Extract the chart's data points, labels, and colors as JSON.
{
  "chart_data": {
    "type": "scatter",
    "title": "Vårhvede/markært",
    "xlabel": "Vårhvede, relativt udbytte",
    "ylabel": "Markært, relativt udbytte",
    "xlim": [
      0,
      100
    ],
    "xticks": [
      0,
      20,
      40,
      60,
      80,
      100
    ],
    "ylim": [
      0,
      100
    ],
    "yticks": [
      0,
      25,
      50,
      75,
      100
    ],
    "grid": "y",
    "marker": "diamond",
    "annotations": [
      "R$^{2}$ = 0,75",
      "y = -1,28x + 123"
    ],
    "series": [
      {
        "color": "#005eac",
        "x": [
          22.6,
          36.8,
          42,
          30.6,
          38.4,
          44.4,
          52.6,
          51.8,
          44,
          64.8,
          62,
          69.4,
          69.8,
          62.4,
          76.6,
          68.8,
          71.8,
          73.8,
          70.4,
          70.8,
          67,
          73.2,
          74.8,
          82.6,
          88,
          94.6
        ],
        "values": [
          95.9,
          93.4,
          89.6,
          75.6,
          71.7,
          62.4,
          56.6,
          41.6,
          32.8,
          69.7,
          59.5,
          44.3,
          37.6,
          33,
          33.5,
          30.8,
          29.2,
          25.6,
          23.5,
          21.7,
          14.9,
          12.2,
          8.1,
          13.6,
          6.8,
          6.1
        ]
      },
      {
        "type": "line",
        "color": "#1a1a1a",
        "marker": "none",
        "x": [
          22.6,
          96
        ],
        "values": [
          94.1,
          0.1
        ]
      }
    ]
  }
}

○ ○ ○ ○ ○

Write the data from above out again, exactly.

Extract the chart's data points, labels, and colors as JSON.
{
  "chart_data": {
    "type": "scatter",
    "title": "Vårhvede/markært",
    "xlabel": "Vårhvede, relativt udbytte",
    "ylabel": "Markært, relativt udbytte",
    "xlim": [
      0,
      100
    ],
    "xticks": [
      0,
      20,
      40,
      60,
      80,
      100
    ],
    "ylim": [
      0,
      100
    ],
    "yticks": [
      0,
      25,
      50,
      75,
      100
    ],
    "grid": "y",
    "marker": "diamond",
    "annotations": [
      "R$^{2}$ = 0,75",
      "y = -1,28x + 123"
    ],
    "series": [
      {
        "color": "#005eac",
        "x": [
          22.6,
          36.8,
          42,
          30.6,
          38.4,
          44.4,
          52.6,
          51.8,
          44,
          64.8,
          62,
          69.4,
          69.8,
          62.4,
          76.6,
          68.8,
          71.8,
          73.8,
          70.4,
          70.8,
          67,
          73.2,
          74.8,
          82.6,
          88,
          94.6
        ],
        "values": [
          95.9,
          93.4,
          89.6,
          75.6,
          71.7,
          62.4,
          56.6,
          41.6,
          32.8,
          69.7,
          59.5,
          44.3,
          37.6,
          33,
          33.5,
          30.8,
          29.2,
          25.6,
          23.5,
          21.7,
          14.9,
          12.2,
          8.1,
          13.6,
          6.8,
          6.1
        ]
      },
      {
        "type": "line",
        "color": "#1a1a1a",
        "marker": "none",
        "x": [
          22.6,
          96
        ],
        "values": [
          94.1,
          0.1
        ]
      }
    ]
  }
}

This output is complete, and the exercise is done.